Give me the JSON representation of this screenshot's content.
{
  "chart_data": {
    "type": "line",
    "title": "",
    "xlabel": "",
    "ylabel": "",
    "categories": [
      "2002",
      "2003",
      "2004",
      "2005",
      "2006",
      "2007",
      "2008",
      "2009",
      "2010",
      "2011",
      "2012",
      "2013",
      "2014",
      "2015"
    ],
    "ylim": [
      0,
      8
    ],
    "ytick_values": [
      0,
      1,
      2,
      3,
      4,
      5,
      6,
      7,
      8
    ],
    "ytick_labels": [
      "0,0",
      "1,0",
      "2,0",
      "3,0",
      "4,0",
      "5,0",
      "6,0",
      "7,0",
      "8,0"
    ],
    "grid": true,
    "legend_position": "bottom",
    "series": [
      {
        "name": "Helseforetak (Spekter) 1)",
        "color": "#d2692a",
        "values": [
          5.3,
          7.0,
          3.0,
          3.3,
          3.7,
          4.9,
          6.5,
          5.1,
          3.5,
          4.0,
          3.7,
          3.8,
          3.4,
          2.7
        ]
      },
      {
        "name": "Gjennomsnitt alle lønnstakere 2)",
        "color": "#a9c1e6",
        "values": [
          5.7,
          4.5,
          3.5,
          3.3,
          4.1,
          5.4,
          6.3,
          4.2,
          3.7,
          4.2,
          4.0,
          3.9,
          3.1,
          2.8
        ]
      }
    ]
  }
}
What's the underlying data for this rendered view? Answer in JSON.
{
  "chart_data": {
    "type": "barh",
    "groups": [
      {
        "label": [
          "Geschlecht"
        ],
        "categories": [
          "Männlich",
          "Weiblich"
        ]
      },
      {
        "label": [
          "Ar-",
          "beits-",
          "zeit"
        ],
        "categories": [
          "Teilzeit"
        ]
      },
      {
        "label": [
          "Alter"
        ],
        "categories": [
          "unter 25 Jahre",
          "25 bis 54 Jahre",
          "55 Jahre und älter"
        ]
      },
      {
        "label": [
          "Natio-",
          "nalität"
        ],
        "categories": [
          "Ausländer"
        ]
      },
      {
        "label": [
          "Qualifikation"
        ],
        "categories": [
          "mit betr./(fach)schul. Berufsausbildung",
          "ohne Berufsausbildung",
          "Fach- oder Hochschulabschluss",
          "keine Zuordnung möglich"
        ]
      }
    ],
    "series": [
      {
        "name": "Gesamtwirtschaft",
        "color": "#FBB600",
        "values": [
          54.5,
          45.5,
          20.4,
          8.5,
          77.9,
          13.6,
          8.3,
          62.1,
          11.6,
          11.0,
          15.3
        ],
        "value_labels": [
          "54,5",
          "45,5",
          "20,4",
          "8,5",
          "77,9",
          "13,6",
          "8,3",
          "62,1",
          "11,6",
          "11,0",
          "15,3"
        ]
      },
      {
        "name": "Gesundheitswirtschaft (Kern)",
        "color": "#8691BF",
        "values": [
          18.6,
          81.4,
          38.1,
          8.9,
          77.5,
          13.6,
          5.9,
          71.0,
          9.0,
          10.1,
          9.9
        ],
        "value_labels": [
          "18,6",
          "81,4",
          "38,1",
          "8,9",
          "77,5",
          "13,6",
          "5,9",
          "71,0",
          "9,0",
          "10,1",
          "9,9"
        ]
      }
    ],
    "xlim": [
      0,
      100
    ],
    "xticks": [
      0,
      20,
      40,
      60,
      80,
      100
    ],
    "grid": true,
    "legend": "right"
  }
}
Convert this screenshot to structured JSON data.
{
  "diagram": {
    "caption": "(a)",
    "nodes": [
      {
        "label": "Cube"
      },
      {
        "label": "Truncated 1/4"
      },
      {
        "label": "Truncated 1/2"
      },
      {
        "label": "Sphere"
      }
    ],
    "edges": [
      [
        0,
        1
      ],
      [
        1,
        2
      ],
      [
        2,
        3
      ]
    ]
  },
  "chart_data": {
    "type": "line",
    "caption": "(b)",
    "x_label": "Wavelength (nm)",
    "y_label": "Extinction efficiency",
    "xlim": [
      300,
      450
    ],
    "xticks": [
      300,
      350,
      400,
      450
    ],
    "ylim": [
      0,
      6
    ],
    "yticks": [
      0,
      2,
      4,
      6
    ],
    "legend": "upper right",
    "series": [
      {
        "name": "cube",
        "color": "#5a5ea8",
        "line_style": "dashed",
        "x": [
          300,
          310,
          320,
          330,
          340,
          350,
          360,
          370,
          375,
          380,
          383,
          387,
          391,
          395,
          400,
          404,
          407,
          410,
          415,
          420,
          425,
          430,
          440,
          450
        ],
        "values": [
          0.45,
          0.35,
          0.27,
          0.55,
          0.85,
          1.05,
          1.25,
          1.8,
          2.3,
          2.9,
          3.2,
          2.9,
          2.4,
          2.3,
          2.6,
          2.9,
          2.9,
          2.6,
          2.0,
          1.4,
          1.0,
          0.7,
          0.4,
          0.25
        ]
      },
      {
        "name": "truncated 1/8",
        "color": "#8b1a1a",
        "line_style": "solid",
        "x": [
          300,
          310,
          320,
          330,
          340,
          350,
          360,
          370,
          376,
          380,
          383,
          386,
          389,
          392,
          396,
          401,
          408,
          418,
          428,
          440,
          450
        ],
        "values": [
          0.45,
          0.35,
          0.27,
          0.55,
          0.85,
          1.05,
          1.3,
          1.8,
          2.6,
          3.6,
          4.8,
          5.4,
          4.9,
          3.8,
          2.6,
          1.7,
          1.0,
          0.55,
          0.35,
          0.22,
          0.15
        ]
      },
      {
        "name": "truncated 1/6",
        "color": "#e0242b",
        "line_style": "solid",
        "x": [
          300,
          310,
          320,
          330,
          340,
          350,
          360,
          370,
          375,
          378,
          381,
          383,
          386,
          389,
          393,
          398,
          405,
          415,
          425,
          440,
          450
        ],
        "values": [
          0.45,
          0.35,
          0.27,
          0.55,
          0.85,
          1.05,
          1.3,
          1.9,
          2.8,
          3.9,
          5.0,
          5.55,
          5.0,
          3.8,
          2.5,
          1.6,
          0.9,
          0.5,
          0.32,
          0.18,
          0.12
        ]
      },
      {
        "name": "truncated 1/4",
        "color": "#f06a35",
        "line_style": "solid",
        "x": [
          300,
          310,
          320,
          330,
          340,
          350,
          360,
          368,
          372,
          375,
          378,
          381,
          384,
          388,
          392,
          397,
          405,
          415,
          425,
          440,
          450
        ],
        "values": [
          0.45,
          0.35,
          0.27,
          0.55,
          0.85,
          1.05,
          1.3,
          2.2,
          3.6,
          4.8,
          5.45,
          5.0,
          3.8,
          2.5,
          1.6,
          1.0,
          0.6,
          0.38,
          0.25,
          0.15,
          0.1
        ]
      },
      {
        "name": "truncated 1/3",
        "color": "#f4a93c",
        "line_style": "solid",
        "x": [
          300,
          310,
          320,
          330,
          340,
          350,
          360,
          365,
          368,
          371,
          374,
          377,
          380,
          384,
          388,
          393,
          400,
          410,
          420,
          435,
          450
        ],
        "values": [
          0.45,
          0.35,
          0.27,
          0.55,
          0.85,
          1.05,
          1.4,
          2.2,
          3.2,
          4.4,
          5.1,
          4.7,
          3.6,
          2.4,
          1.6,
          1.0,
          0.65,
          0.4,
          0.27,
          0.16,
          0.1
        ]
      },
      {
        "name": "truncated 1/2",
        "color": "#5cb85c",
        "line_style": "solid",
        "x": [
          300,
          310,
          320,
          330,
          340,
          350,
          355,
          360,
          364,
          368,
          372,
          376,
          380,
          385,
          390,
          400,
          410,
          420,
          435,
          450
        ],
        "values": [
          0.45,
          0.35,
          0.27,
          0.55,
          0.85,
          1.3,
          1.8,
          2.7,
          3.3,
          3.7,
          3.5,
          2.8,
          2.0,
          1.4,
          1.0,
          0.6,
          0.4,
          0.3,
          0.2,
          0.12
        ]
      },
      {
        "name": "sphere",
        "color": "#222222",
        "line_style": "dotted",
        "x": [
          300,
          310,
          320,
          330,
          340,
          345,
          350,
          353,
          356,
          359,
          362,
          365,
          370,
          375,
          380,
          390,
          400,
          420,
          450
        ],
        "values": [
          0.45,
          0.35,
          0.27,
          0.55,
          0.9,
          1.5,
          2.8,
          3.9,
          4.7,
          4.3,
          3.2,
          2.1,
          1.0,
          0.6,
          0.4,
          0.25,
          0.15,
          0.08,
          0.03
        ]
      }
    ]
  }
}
################
§ **Do this**
Locate all lines holding the word "screenshot", then copy them out.

§ **Expected answer**
Give me the JSON representation of this screenshot's content.
Convert this screenshot to structured JSON data.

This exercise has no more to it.